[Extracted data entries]
▼
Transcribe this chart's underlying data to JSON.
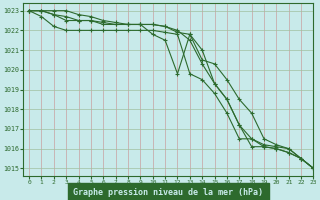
{
  "title": "Graphe pression niveau de la mer (hPa)",
  "bg_color": "#c8eaea",
  "grid_color": "#b0c8b0",
  "line_color": "#2d6a2d",
  "xlim": [
    -0.5,
    23
  ],
  "ylim": [
    1014.6,
    1023.4
  ],
  "yticks": [
    1015,
    1016,
    1017,
    1018,
    1019,
    1020,
    1021,
    1022,
    1023
  ],
  "xticks": [
    0,
    1,
    2,
    3,
    4,
    5,
    6,
    7,
    8,
    9,
    10,
    11,
    12,
    13,
    14,
    15,
    16,
    17,
    18,
    19,
    20,
    21,
    22,
    23
  ],
  "series": [
    [
      1023.0,
      1023.0,
      1022.8,
      1022.5,
      1022.5,
      1022.5,
      1022.4,
      1022.3,
      1022.3,
      1022.3,
      1022.3,
      1022.2,
      1021.9,
      1021.8,
      1021.0,
      1019.3,
      1018.5,
      1017.2,
      1016.1,
      1016.1,
      1016.0,
      1015.8,
      1015.5,
      1015.0
    ],
    [
      1023.0,
      1023.0,
      1022.8,
      1022.7,
      1022.5,
      1022.5,
      1022.3,
      1022.3,
      1022.3,
      1022.3,
      1022.3,
      1022.2,
      1022.0,
      1021.5,
      1020.3,
      1019.3,
      1018.5,
      1017.2,
      1016.5,
      1016.1,
      1016.0,
      1015.8,
      1015.5,
      1015.0
    ],
    [
      1023.0,
      1022.7,
      1022.2,
      1022.0,
      1022.0,
      1022.0,
      1022.0,
      1022.0,
      1022.0,
      1022.0,
      1022.0,
      1021.9,
      1021.8,
      1019.8,
      1019.5,
      1018.8,
      1017.8,
      1016.5,
      1016.5,
      1016.2,
      1016.1,
      1016.0,
      1015.5,
      1015.0
    ],
    [
      1023.0,
      1023.0,
      1023.0,
      1023.0,
      1022.8,
      1022.7,
      1022.5,
      1022.4,
      1022.3,
      1022.3,
      1021.8,
      1021.5,
      1019.8,
      1021.8,
      1020.5,
      1020.3,
      1019.5,
      1018.5,
      1017.8,
      1016.5,
      1016.2,
      1016.0,
      1015.5,
      1015.0
    ]
  ]
}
▲
YOUR TASK: Return every line of the records exactly as given, pictures excluded.

FINISHED ANSWER:
Transcribe this chart's underlying data to JSON.
{
  "title": "Graphe pression niveau de la mer (hPa)",
  "bg_color": "#c8eaea",
  "grid_color": "#b0c8b0",
  "line_color": "#2d6a2d",
  "xlim": [
    -0.5,
    23
  ],
  "ylim": [
    1014.6,
    1023.4
  ],
  "yticks": [
    1015,
    1016,
    1017,
    1018,
    1019,
    1020,
    1021,
    1022,
    1023
  ],
  "xticks": [
    0,
    1,
    2,
    3,
    4,
    5,
    6,
    7,
    8,
    9,
    10,
    11,
    12,
    13,
    14,
    15,
    16,
    17,
    18,
    19,
    20,
    21,
    22,
    23
  ],
  "series": [
    [
      1023.0,
      1023.0,
      1022.8,
      1022.5,
      1022.5,
      1022.5,
      1022.4,
      1022.3,
      1022.3,
      1022.3,
      1022.3,
      1022.2,
      1021.9,
      1021.8,
      1021.0,
      1019.3,
      1018.5,
      1017.2,
      1016.1,
      1016.1,
      1016.0,
      1015.8,
      1015.5,
      1015.0
    ],
    [
      1023.0,
      1023.0,
      1022.8,
      1022.7,
      1022.5,
      1022.5,
      1022.3,
      1022.3,
      1022.3,
      1022.3,
      1022.3,
      1022.2,
      1022.0,
      1021.5,
      1020.3,
      1019.3,
      1018.5,
      1017.2,
      1016.5,
      1016.1,
      1016.0,
      1015.8,
      1015.5,
      1015.0
    ],
    [
      1023.0,
      1022.7,
      1022.2,
      1022.0,
      1022.0,
      1022.0,
      1022.0,
      1022.0,
      1022.0,
      1022.0,
      1022.0,
      1021.9,
      1021.8,
      1019.8,
      1019.5,
      1018.8,
      1017.8,
      1016.5,
      1016.5,
      1016.2,
      1016.1,
      1016.0,
      1015.5,
      1015.0
    ],
    [
      1023.0,
      1023.0,
      1023.0,
      1023.0,
      1022.8,
      1022.7,
      1022.5,
      1022.4,
      1022.3,
      1022.3,
      1021.8,
      1021.5,
      1019.8,
      1021.8,
      1020.5,
      1020.3,
      1019.5,
      1018.5,
      1017.8,
      1016.5,
      1016.2,
      1016.0,
      1015.5,
      1015.0
    ]
  ]
}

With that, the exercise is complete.